§ **WHAT NEEDS TO BE DONE**
Omit every picture and write out the rest of the records exactly.

____

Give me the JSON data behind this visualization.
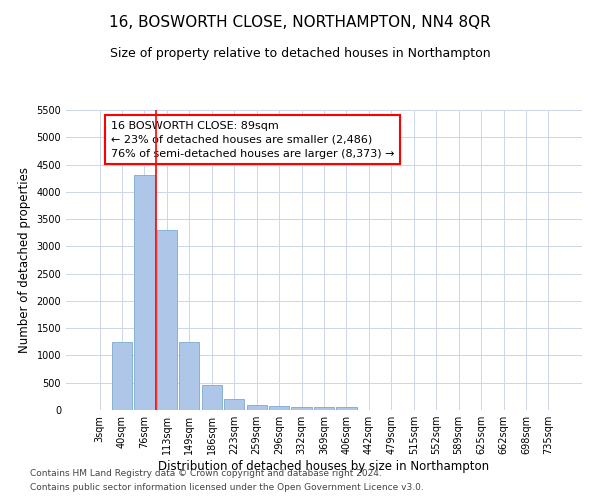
{
  "title": "16, BOSWORTH CLOSE, NORTHAMPTON, NN4 8QR",
  "subtitle": "Size of property relative to detached houses in Northampton",
  "xlabel": "Distribution of detached houses by size in Northampton",
  "ylabel": "Number of detached properties",
  "categories": [
    "3sqm",
    "40sqm",
    "76sqm",
    "113sqm",
    "149sqm",
    "186sqm",
    "223sqm",
    "259sqm",
    "296sqm",
    "332sqm",
    "369sqm",
    "406sqm",
    "442sqm",
    "479sqm",
    "515sqm",
    "552sqm",
    "589sqm",
    "625sqm",
    "662sqm",
    "698sqm",
    "735sqm"
  ],
  "values": [
    0,
    1250,
    4300,
    3300,
    1250,
    450,
    200,
    100,
    80,
    60,
    55,
    55,
    0,
    0,
    0,
    0,
    0,
    0,
    0,
    0,
    0
  ],
  "bar_color": "#aec6e8",
  "bar_edge_color": "#7aaad0",
  "red_line_x": 2.5,
  "annotation_box_text": "16 BOSWORTH CLOSE: 89sqm\n← 23% of detached houses are smaller (2,486)\n76% of semi-detached houses are larger (8,373) →",
  "ylim": [
    0,
    5500
  ],
  "yticks": [
    0,
    500,
    1000,
    1500,
    2000,
    2500,
    3000,
    3500,
    4000,
    4500,
    5000,
    5500
  ],
  "footer_line1": "Contains HM Land Registry data © Crown copyright and database right 2024.",
  "footer_line2": "Contains public sector information licensed under the Open Government Licence v3.0.",
  "bg_color": "#ffffff",
  "grid_color": "#ccd6e8",
  "title_fontsize": 11,
  "subtitle_fontsize": 9,
  "axis_label_fontsize": 8.5,
  "tick_fontsize": 7,
  "annotation_fontsize": 8,
  "footer_fontsize": 6.5
}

____

§ **TASK OUTPUT**
Give me the JSON data behind this visualization.
{
  "title": "16, BOSWORTH CLOSE, NORTHAMPTON, NN4 8QR",
  "subtitle": "Size of property relative to detached houses in Northampton",
  "xlabel": "Distribution of detached houses by size in Northampton",
  "ylabel": "Number of detached properties",
  "categories": [
    "3sqm",
    "40sqm",
    "76sqm",
    "113sqm",
    "149sqm",
    "186sqm",
    "223sqm",
    "259sqm",
    "296sqm",
    "332sqm",
    "369sqm",
    "406sqm",
    "442sqm",
    "479sqm",
    "515sqm",
    "552sqm",
    "589sqm",
    "625sqm",
    "662sqm",
    "698sqm",
    "735sqm"
  ],
  "values": [
    0,
    1250,
    4300,
    3300,
    1250,
    450,
    200,
    100,
    80,
    60,
    55,
    55,
    0,
    0,
    0,
    0,
    0,
    0,
    0,
    0,
    0
  ],
  "bar_color": "#aec6e8",
  "bar_edge_color": "#7aaad0",
  "red_line_x": 2.5,
  "annotation_box_text": "16 BOSWORTH CLOSE: 89sqm\n← 23% of detached houses are smaller (2,486)\n76% of semi-detached houses are larger (8,373) →",
  "ylim": [
    0,
    5500
  ],
  "yticks": [
    0,
    500,
    1000,
    1500,
    2000,
    2500,
    3000,
    3500,
    4000,
    4500,
    5000,
    5500
  ],
  "footer_line1": "Contains HM Land Registry data © Crown copyright and database right 2024.",
  "footer_line2": "Contains public sector information licensed under the Open Government Licence v3.0.",
  "bg_color": "#ffffff",
  "grid_color": "#ccd6e8",
  "title_fontsize": 11,
  "subtitle_fontsize": 9,
  "axis_label_fontsize": 8.5,
  "tick_fontsize": 7,
  "annotation_fontsize": 8,
  "footer_fontsize": 6.5
}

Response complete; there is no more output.